* BEGIN *
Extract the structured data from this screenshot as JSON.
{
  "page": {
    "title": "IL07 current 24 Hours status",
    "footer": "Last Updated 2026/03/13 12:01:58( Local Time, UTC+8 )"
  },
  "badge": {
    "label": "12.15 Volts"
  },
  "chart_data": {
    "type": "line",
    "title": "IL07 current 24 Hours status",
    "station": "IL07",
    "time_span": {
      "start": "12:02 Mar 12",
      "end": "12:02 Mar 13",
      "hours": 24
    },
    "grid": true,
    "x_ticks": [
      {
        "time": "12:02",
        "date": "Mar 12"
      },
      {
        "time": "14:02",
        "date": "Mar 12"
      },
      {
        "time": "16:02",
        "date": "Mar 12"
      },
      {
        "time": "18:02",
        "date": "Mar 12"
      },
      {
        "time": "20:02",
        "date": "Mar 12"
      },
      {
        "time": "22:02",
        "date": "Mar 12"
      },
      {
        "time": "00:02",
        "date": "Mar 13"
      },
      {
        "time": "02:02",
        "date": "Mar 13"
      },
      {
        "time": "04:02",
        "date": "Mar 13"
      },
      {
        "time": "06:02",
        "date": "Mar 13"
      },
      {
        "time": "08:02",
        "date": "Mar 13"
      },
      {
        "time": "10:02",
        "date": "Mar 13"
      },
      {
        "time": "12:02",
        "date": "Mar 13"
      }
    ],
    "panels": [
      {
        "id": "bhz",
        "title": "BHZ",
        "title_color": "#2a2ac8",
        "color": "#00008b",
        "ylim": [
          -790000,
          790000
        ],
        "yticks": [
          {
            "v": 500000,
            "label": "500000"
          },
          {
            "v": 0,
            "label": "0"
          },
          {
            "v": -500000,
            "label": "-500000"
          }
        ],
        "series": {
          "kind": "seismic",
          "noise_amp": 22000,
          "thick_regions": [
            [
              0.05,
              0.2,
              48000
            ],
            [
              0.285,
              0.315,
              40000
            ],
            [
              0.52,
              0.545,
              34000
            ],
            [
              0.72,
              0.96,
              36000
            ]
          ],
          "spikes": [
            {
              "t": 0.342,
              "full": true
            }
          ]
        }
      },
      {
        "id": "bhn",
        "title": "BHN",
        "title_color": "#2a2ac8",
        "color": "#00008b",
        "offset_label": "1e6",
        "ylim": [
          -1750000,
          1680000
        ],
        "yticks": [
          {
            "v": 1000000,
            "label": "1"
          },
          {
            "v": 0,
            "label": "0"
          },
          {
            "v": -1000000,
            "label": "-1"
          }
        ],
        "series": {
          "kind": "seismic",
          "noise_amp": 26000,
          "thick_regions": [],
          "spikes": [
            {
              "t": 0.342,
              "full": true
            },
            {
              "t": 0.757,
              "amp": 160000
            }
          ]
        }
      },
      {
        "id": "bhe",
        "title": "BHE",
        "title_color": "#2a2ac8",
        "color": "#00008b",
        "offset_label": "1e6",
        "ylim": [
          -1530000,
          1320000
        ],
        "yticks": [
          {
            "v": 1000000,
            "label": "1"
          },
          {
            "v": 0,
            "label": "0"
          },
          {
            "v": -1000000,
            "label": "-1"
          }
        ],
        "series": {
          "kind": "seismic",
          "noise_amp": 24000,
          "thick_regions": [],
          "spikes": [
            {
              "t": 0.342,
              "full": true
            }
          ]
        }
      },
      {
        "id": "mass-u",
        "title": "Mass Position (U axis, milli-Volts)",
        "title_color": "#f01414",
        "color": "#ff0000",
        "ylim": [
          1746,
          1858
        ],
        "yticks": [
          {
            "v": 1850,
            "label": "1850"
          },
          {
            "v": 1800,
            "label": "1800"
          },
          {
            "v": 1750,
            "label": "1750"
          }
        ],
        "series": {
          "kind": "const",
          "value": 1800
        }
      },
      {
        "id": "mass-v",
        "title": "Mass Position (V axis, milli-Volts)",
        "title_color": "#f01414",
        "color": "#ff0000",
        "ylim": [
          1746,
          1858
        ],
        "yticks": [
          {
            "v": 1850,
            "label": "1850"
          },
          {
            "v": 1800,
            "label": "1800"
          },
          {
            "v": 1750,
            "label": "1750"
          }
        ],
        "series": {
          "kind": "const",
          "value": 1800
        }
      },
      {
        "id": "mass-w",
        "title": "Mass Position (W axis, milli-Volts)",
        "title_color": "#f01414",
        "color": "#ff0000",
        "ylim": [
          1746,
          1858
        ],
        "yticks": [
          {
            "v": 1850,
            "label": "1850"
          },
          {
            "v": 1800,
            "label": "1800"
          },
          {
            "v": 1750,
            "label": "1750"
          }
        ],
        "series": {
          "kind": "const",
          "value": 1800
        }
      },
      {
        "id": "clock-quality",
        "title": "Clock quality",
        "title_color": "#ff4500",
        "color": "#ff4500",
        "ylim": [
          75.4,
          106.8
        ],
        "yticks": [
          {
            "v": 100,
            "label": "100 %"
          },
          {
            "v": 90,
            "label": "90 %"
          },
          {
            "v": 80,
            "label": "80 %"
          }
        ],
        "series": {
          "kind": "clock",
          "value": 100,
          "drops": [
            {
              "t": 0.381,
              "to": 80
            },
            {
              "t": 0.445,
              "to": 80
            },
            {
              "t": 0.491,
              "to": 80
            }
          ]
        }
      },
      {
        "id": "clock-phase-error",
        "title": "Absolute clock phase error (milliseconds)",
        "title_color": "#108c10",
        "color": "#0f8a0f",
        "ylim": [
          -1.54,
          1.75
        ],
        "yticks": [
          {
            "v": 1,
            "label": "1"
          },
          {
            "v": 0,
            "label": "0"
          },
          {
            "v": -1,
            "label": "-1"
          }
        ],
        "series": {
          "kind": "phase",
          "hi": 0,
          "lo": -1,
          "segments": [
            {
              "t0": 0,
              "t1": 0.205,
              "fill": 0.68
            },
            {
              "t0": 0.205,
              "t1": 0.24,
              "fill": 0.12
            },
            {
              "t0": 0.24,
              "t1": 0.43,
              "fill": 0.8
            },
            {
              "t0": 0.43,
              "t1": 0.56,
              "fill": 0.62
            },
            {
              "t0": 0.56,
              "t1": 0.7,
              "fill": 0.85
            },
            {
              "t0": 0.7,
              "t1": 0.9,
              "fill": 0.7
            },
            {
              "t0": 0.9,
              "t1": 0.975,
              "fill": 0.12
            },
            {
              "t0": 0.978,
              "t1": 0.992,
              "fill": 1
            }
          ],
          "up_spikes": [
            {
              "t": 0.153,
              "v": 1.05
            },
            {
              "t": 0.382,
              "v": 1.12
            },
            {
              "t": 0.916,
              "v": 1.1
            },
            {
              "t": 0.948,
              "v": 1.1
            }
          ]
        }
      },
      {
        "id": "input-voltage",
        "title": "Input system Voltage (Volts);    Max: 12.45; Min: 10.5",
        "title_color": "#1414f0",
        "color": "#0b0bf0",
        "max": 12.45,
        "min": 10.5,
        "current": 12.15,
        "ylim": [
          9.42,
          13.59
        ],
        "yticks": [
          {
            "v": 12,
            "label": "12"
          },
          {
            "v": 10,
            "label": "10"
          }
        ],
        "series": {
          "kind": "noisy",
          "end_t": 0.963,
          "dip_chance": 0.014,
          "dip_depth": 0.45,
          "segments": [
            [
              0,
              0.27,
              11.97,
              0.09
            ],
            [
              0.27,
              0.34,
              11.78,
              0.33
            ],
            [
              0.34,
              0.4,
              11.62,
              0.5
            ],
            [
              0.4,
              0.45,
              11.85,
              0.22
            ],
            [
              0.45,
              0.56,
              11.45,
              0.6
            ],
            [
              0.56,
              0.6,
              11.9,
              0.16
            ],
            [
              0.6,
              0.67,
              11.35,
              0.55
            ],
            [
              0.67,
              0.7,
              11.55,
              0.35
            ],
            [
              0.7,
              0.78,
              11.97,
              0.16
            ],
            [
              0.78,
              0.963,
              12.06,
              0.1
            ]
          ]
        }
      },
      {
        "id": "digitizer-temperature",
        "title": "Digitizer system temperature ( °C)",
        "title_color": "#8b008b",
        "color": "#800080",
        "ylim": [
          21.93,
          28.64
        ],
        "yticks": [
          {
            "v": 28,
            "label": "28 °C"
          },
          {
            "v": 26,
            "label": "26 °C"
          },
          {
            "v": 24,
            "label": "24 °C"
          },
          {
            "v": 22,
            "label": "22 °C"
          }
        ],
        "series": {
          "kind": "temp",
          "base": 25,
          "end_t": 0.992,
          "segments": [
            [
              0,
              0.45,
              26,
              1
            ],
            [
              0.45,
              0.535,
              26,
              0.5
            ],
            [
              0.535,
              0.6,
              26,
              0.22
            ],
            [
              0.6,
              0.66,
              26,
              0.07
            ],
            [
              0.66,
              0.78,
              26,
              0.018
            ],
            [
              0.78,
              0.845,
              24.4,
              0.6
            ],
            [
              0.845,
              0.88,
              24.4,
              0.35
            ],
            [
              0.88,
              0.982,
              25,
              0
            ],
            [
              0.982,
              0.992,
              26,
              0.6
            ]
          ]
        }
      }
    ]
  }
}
* END *
Aim: Your answer should be only a number: how many lines of the data above contain the string "quality"?

The result: 2